-- BEGIN MATERIAL FOR THE TASK --

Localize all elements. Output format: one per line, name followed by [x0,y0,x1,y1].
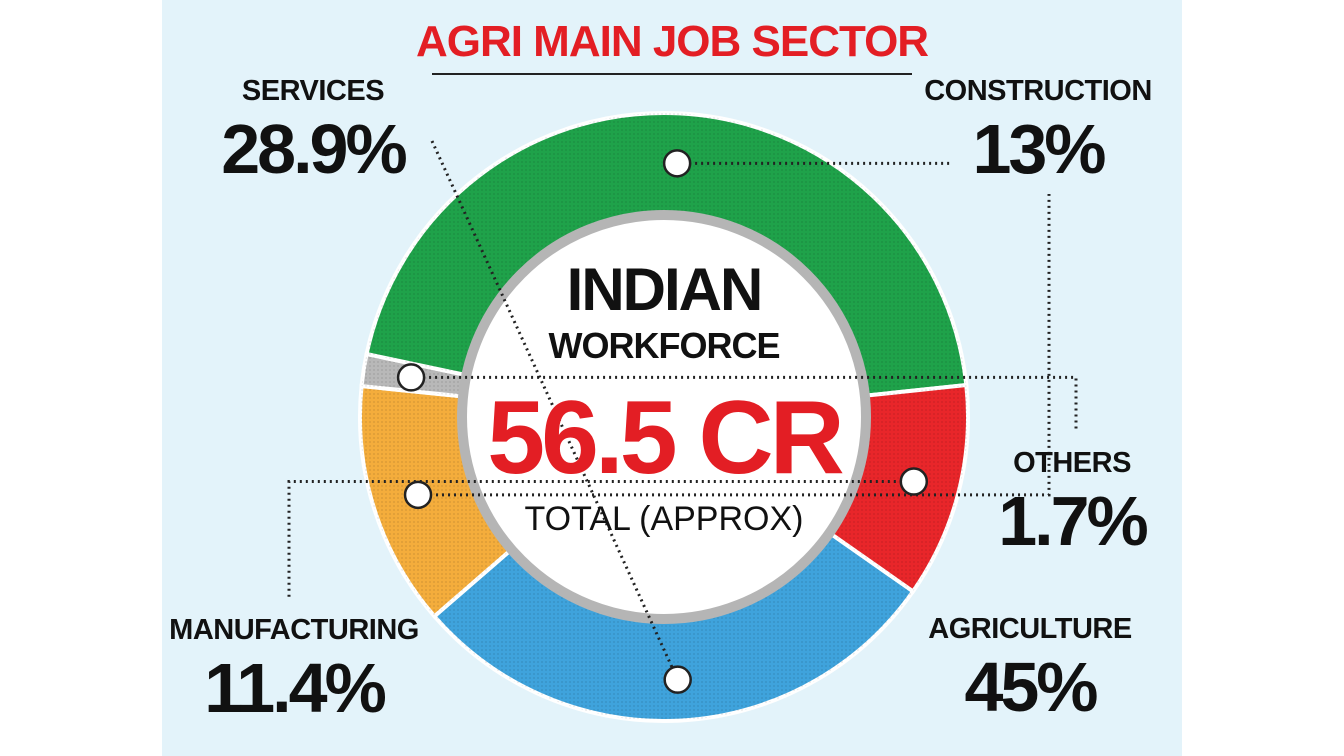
donut-hole [457,210,871,624]
leader-construction [418,194,1051,497]
center-line-1: INDIAN [567,256,762,323]
leader-services [430,140,680,681]
value-construction: 13% [972,110,1105,188]
value-agriculture: 45% [964,648,1097,726]
center-line-2: WORKFORCE [549,325,780,366]
marker-services [663,665,692,694]
marker-others [396,363,426,392]
value-services: 28.9% [221,110,406,188]
slice-texture-construction [360,386,515,617]
label-services: SERVICES [242,75,384,107]
center-value: 56.5 CR [487,380,842,496]
marker-manufacturing [899,467,929,496]
slice-texture-agriculture [366,113,967,397]
chart-title: AGRI MAIN JOB SECTOR [416,17,928,66]
label-manufacturing: MANUFACTURING [169,614,419,646]
center-label: INDIAN WORKFORCE 56.5 CR TOTAL (APPROX) [487,256,846,538]
center-note: TOTAL (APPROX) [525,500,804,538]
label-agriculture: AGRICULTURE [928,613,1132,645]
label-construction: CONSTRUCTION [924,75,1152,107]
marker-construction [403,480,433,510]
label-others: OTHERS [1013,447,1131,479]
value-others: 1.7% [998,482,1147,560]
leader-manufacturing [287,480,914,598]
leader-lines [287,140,1078,694]
value-manufacturing: 11.4% [204,649,385,727]
marker-agriculture [662,149,692,178]
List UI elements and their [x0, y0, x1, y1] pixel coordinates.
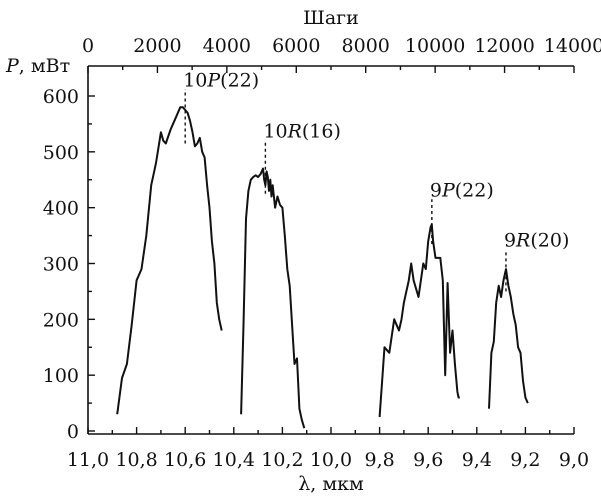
peak-label-1: 10P(22) [183, 69, 259, 91]
x2-tick-label: 2000 [133, 35, 181, 57]
x-axis-title: λ, мкм [298, 473, 364, 495]
series-line-1 [116, 106, 223, 415]
x2-tick-label: 8000 [342, 35, 390, 57]
y-tick-label: 100 [43, 365, 79, 387]
annotations: 10P(22) 10R(16) 9P(22) 9R(20) [183, 69, 569, 292]
x-tick-label: 10,8 [115, 449, 157, 471]
x-tick-label: 10,4 [213, 449, 255, 471]
series-line-4 [488, 268, 529, 409]
y-axis-title: P, мВт [5, 55, 70, 77]
top-axis-title: Шаги [303, 7, 359, 29]
x-tick-label: 9,8 [364, 449, 394, 471]
series-line-2 [240, 167, 306, 429]
peak-label-3: 9P(22) [430, 179, 494, 201]
y-tick-label: 500 [43, 142, 79, 164]
peak-label-4: 9R(20) [504, 230, 569, 252]
x2-tick-label: 14000 [544, 35, 601, 57]
x2-tick-label: 12000 [474, 35, 534, 57]
x2-tick-label: 0 [82, 35, 94, 57]
y-tick-label: 400 [43, 198, 79, 220]
x-tick-label: 10,2 [261, 449, 303, 471]
y-axis-title-symbol: P [5, 55, 20, 77]
series-group [116, 106, 529, 429]
y-tick-label: 0 [67, 421, 79, 443]
x2-tick-label: 6000 [272, 35, 320, 57]
x-tick-label: 9,4 [462, 449, 492, 471]
x-tick-label: 10,0 [310, 449, 352, 471]
ticks: 11,0 10,8 10,6 10,4 10,2 10,0 9,8 9,6 9,4 9,2 9,0 0… [43, 35, 601, 471]
x-tick-label: 10,6 [164, 449, 206, 471]
x-tick-label: 11,0 [67, 449, 109, 471]
x2-tick-label: 10000 [405, 35, 465, 57]
series-line-3 [378, 223, 460, 418]
x-tick-label: 9,2 [510, 449, 540, 471]
peak-label-2: 10R(16) [263, 121, 341, 143]
y-tick-label: 300 [43, 254, 79, 276]
x2-tick-label: 4000 [203, 35, 251, 57]
y-tick-label: 600 [43, 86, 79, 108]
y-axis-title-unit: , мВт [19, 55, 70, 77]
x-tick-label: 9,6 [413, 449, 443, 471]
y-tick-label: 200 [43, 309, 79, 331]
x-tick-label: 9,0 [559, 449, 589, 471]
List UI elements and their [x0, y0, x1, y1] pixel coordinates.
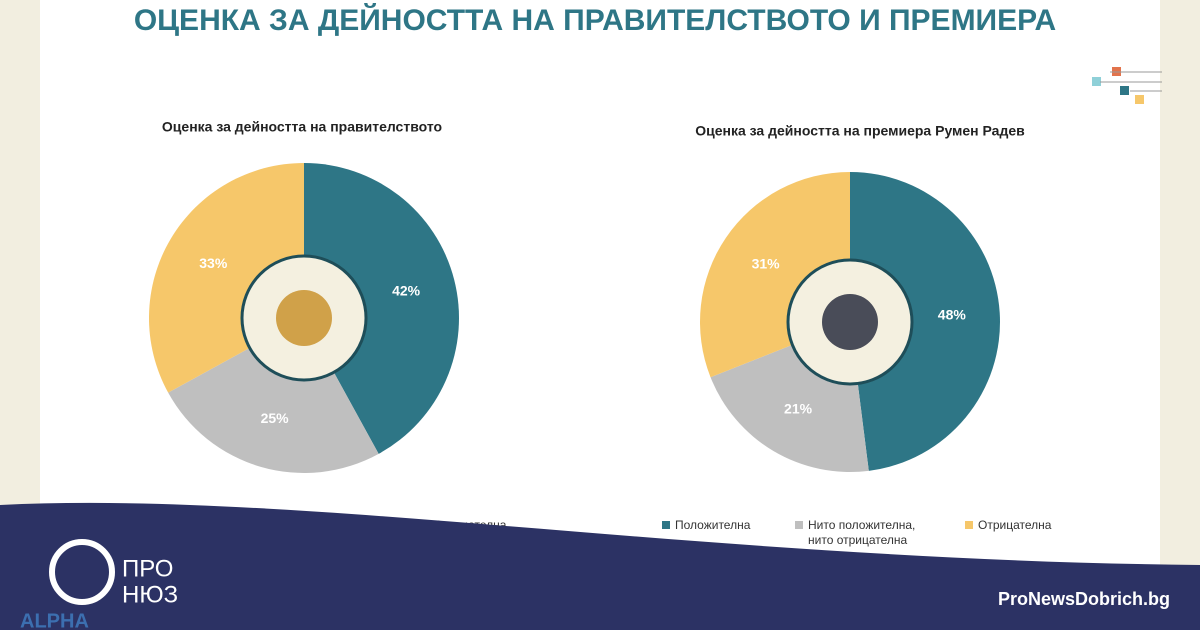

-- END MATERIAL FOR THE TASK --

= AIM OF THE TASK =
Copy all of the records above word for word, leaving out the pictures.

= RESULT =
Localize all elements. Output format: one per line, name followed by [x0,y0,x1,y1].
donut-hole [457,210,871,624]
leader-construction [418,194,1051,497]
center-line-1: INDIAN [567,256,762,323]
leader-services [430,140,680,681]
value-construction: 13% [972,110,1105,188]
value-agriculture: 45% [964,648,1097,726]
center-line-2: WORKFORCE [549,325,780,366]
marker-services [663,665,692,694]
marker-others [396,363,426,392]
value-services: 28.9% [221,110,406,188]
slice-texture-construction [360,386,515,617]
label-services: SERVICES [242,75,384,107]
center-value: 56.5 CR [487,380,842,496]
marker-manufacturing [899,467,929,496]
slice-texture-agriculture [366,113,967,397]
chart-title: AGRI MAIN JOB SECTOR [416,17,928,66]
label-manufacturing: MANUFACTURING [169,614,419,646]
center-label: INDIAN WORKFORCE 56.5 CR TOTAL (APPROX) [487,256,846,538]
center-note: TOTAL (APPROX) [525,500,804,538]
label-agriculture: AGRICULTURE [928,613,1132,645]
label-construction: CONSTRUCTION [924,75,1152,107]
marker-construction [403,480,433,510]
label-others: OTHERS [1013,447,1131,479]
value-others: 1.7% [998,482,1147,560]
leader-manufacturing [287,480,914,598]
leader-lines [287,140,1078,694]
value-manufacturing: 11.4% [204,649,385,727]
marker-agriculture [662,149,692,178]
List UI elements and their [x0, y0, x1, y1] pixel coordinates.
peak-label-1: 10P(22) [183, 69, 259, 91]
x2-tick-label: 2000 [133, 35, 181, 57]
x-axis-title: λ, мкм [298, 473, 364, 495]
series-line-1 [116, 106, 223, 415]
x2-tick-label: 8000 [342, 35, 390, 57]
y-tick-label: 100 [43, 365, 79, 387]
annotations: 10P(22) 10R(16) 9P(22) 9R(20) [183, 69, 569, 292]
x-tick-label: 10,8 [115, 449, 157, 471]
x-tick-label: 10,4 [213, 449, 255, 471]
series-line-4 [488, 268, 529, 409]
y-axis-title: P, мВт [5, 55, 70, 77]
top-axis-title: Шаги [303, 7, 359, 29]
x-tick-label: 9,8 [364, 449, 394, 471]
series-line-2 [240, 167, 306, 429]
peak-label-3: 9P(22) [430, 179, 494, 201]
y-tick-label: 500 [43, 142, 79, 164]
peak-label-4: 9R(20) [504, 230, 569, 252]
x2-tick-label: 14000 [544, 35, 601, 57]
x2-tick-label: 12000 [474, 35, 534, 57]
x2-tick-label: 0 [82, 35, 94, 57]
y-tick-label: 400 [43, 198, 79, 220]
x-tick-label: 10,2 [261, 449, 303, 471]
y-axis-title-symbol: P [5, 55, 20, 77]
series-group [116, 106, 529, 429]
y-tick-label: 0 [67, 421, 79, 443]
x2-tick-label: 6000 [272, 35, 320, 57]
x-tick-label: 9,4 [462, 449, 492, 471]
x-tick-label: 10,0 [310, 449, 352, 471]
ticks: 11,0 10,8 10,6 10,4 10,2 10,0 9,8 9,6 9,4 9,2 9,0 0… [43, 35, 601, 471]
x-tick-label: 10,6 [164, 449, 206, 471]
x-tick-label: 11,0 [67, 449, 109, 471]
x2-tick-label: 10000 [405, 35, 465, 57]
series-line-3 [378, 223, 460, 418]
x-tick-label: 9,2 [510, 449, 540, 471]
peak-label-2: 10R(16) [263, 121, 341, 143]
y-tick-label: 300 [43, 254, 79, 276]
x2-tick-label: 4000 [203, 35, 251, 57]
y-tick-label: 600 [43, 86, 79, 108]
y-axis-title-unit: , мВт [19, 55, 70, 77]
x-tick-label: 9,6 [413, 449, 443, 471]
y-tick-label: 200 [43, 309, 79, 331]
x-tick-label: 9,0 [559, 449, 589, 471]
List UI elements and their [x0, y0, x1, y1] pixel coordinates.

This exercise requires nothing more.